● **Your assignment**
Each record must be reproduced exactly as it is shown.

<<<<

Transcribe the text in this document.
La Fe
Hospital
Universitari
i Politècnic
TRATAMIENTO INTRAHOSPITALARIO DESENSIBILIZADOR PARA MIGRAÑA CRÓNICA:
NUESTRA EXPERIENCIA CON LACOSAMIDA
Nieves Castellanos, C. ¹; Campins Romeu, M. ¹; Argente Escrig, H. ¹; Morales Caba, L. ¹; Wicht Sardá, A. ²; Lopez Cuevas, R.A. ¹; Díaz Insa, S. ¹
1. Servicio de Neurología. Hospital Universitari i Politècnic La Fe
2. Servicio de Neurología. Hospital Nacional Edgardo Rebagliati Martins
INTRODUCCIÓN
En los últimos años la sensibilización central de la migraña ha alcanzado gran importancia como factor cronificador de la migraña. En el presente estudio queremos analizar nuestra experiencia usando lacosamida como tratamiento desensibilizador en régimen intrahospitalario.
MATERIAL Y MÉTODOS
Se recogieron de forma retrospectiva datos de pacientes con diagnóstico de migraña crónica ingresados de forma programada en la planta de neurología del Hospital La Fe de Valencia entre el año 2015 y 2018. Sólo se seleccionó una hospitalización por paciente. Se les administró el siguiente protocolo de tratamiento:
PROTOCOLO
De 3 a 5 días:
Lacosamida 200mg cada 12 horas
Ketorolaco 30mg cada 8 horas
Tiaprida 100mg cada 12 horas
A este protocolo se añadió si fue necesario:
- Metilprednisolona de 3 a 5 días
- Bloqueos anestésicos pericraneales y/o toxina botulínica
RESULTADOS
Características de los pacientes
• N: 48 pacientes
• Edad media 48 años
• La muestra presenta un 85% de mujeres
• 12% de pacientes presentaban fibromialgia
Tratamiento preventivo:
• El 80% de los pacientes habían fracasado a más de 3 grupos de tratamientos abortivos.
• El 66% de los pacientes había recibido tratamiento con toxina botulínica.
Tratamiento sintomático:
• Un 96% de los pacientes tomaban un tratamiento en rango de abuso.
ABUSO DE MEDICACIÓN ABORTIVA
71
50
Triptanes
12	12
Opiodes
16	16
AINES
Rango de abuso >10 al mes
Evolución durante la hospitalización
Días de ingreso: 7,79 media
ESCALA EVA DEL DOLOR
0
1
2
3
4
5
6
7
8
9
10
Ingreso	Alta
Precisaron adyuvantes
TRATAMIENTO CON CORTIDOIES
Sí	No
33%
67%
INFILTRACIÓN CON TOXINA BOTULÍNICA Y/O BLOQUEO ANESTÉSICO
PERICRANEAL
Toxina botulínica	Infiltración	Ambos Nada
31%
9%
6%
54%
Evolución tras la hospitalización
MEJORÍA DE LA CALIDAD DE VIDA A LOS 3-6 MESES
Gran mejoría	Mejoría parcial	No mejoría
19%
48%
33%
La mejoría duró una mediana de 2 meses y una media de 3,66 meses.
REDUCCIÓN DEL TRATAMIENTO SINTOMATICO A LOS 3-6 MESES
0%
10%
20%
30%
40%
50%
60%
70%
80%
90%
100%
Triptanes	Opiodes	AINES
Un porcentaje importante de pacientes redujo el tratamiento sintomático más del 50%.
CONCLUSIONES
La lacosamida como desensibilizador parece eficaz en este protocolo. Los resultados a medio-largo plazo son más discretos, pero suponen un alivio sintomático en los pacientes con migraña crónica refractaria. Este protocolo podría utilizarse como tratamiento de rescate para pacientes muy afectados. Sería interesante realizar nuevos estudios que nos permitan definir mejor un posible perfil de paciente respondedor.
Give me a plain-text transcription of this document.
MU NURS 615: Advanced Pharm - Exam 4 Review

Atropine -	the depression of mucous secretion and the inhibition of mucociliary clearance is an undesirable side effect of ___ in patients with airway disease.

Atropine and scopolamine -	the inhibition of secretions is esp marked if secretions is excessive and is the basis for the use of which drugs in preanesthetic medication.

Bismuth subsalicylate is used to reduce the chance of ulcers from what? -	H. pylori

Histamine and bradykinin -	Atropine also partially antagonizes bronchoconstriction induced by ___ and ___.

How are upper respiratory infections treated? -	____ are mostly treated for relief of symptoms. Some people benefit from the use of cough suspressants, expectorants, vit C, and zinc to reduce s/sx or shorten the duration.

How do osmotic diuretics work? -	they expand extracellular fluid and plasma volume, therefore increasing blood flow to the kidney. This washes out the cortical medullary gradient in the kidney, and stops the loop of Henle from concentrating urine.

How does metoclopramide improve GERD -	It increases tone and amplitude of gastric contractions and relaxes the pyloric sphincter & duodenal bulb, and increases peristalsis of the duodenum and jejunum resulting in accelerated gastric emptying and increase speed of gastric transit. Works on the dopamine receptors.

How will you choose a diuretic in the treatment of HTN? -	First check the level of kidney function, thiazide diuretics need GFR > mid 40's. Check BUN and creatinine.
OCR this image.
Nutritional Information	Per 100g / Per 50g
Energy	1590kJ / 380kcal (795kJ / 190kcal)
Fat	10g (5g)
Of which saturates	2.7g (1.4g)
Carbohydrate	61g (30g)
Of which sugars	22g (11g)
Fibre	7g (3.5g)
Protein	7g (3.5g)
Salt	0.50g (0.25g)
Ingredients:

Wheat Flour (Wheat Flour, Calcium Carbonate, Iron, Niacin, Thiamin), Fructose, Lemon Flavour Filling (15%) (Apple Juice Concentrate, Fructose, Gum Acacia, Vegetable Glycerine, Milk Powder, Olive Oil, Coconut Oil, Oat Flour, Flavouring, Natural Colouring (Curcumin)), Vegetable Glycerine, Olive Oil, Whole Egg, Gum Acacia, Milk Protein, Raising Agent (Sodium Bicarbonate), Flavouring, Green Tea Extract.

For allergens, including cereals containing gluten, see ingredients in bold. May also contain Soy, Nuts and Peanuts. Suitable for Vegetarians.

>>>>

● **Written reply**
Transcribe the text in this document.
La Fe
Hospital
Universitari
i Politècnic
TRATAMIENTO INTRAHOSPITALARIO DESENSIBILIZADOR PARA MIGRAÑA CRÓNICA:
NUESTRA EXPERIENCIA CON LACOSAMIDA
Nieves Castellanos, C. ¹; Campins Romeu, M. ¹; Argente Escrig, H. ¹; Morales Caba, L. ¹; Wicht Sardá, A. ²; Lopez Cuevas, R.A. ¹; Díaz Insa, S. ¹
1. Servicio de Neurología. Hospital Universitari i Politècnic La Fe
2. Servicio de Neurología. Hospital Nacional Edgardo Rebagliati Martins
INTRODUCCIÓN
En los últimos años la sensibilización central de la migraña ha alcanzado gran importancia como factor cronificador de la migraña. En el presente estudio queremos analizar nuestra experiencia usando lacosamida como tratamiento desensibilizador en régimen intrahospitalario.
MATERIAL Y MÉTODOS
Se recogieron de forma retrospectiva datos de pacientes con diagnóstico de migraña crónica ingresados de forma programada en la planta de neurología del Hospital La Fe de Valencia entre el año 2015 y 2018. Sólo se seleccionó una hospitalización por paciente. Se les administró el siguiente protocolo de tratamiento:
PROTOCOLO
De 3 a 5 días:
Lacosamida 200mg cada 12 horas
Ketorolaco 30mg cada 8 horas
Tiaprida 100mg cada 12 horas
A este protocolo se añadió si fue necesario:
- Metilprednisolona de 3 a 5 días
- Bloqueos anestésicos pericraneales y/o toxina botulínica
RESULTADOS
Características de los pacientes
• N: 48 pacientes
• Edad media 48 años
• La muestra presenta un 85% de mujeres
• 12% de pacientes presentaban fibromialgia
Tratamiento preventivo:
• El 80% de los pacientes habían fracasado a más de 3 grupos de tratamientos abortivos.
• El 66% de los pacientes había recibido tratamiento con toxina botulínica.
Tratamiento sintomático:
• Un 96% de los pacientes tomaban un tratamiento en rango de abuso.
ABUSO DE MEDICACIÓN ABORTIVA
71
50
Triptanes
12	12
Opiodes
16	16
AINES
Rango de abuso >10 al mes
Evolución durante la hospitalización
Días de ingreso: 7,79 media
ESCALA EVA DEL DOLOR
0
1
2
3
4
5
6
7
8
9
10
Ingreso	Alta
Precisaron adyuvantes
TRATAMIENTO CON CORTIDOIES
Sí	No
33%
67%
INFILTRACIÓN CON TOXINA BOTULÍNICA Y/O BLOQUEO ANESTÉSICO
PERICRANEAL
Toxina botulínica	Infiltración	Ambos Nada
31%
9%
6%
54%
Evolución tras la hospitalización
MEJORÍA DE LA CALIDAD DE VIDA A LOS 3-6 MESES
Gran mejoría	Mejoría parcial	No mejoría
19%
48%
33%
La mejoría duró una mediana de 2 meses y una media de 3,66 meses.
REDUCCIÓN DEL TRATAMIENTO SINTOMATICO A LOS 3-6 MESES
0%
10%
20%
30%
40%
50%
60%
70%
80%
90%
100%
Triptanes	Opiodes	AINES
Un porcentaje importante de pacientes redujo el tratamiento sintomático más del 50%.
CONCLUSIONES
La lacosamida como desensibilizador parece eficaz en este protocolo. Los resultados a medio-largo plazo son más discretos, pero suponen un alivio sintomático en los pacientes con migraña crónica refractaria. Este protocolo podría utilizarse como tratamiento de rescate para pacientes muy afectados. Sería interesante realizar nuevos estudios que nos permitan definir mejor un posible perfil de paciente respondedor.
Give me a plain-text transcription of this document.
MU NURS 615: Advanced Pharm - Exam 4 Review

Atropine -	the depression of mucous secretion and the inhibition of mucociliary clearance is an undesirable side effect of ___ in patients with airway disease.

Atropine and scopolamine -	the inhibition of secretions is esp marked if secretions is excessive and is the basis for the use of which drugs in preanesthetic medication.

Bismuth subsalicylate is used to reduce the chance of ulcers from what? -	H. pylori

Histamine and bradykinin -	Atropine also partially antagonizes bronchoconstriction induced by ___ and ___.

How are upper respiratory infections treated? -	____ are mostly treated for relief of symptoms. Some people benefit from the use of cough suspressants, expectorants, vit C, and zinc to reduce s/sx or shorten the duration.

How do osmotic diuretics work? -	they expand extracellular fluid and plasma volume, therefore increasing blood flow to the kidney. This washes out the cortical medullary gradient in the kidney, and stops the loop of Henle from concentrating urine.

How does metoclopramide improve GERD -	It increases tone and amplitude of gastric contractions and relaxes the pyloric sphincter & duodenal bulb, and increases peristalsis of the duodenum and jejunum resulting in accelerated gastric emptying and increase speed of gastric transit. Works on the dopamine receptors.

How will you choose a diuretic in the treatment of HTN? -	First check the level of kidney function, thiazide diuretics need GFR > mid 40's. Check BUN and creatinine.
OCR this image.
Nutritional Information	Per 100g / Per 50g
Energy	1590kJ / 380kcal (795kJ / 190kcal)
Fat	10g (5g)
Of which saturates	2.7g (1.4g)
Carbohydrate	61g (30g)
Of which sugars	22g (11g)
Fibre	7g (3.5g)
Protein	7g (3.5g)
Salt	0.50g (0.25g)
Ingredients:

Wheat Flour (Wheat Flour, Calcium Carbonate, Iron, Niacin, Thiamin), Fructose, Lemon Flavour Filling (15%) (Apple Juice Concentrate, Fructose, Gum Acacia, Vegetable Glycerine, Milk Powder, Olive Oil, Coconut Oil, Oat Flour, Flavouring, Natural Colouring (Curcumin)), Vegetable Glycerine, Olive Oil, Whole Egg, Gum Acacia, Milk Protein, Raising Agent (Sodium Bicarbonate), Flavouring, Green Tea Extract.

For allergens, including cereals containing gluten, see ingredients in bold. May also contain Soy, Nuts and Peanuts. Suitable for Vegetarians.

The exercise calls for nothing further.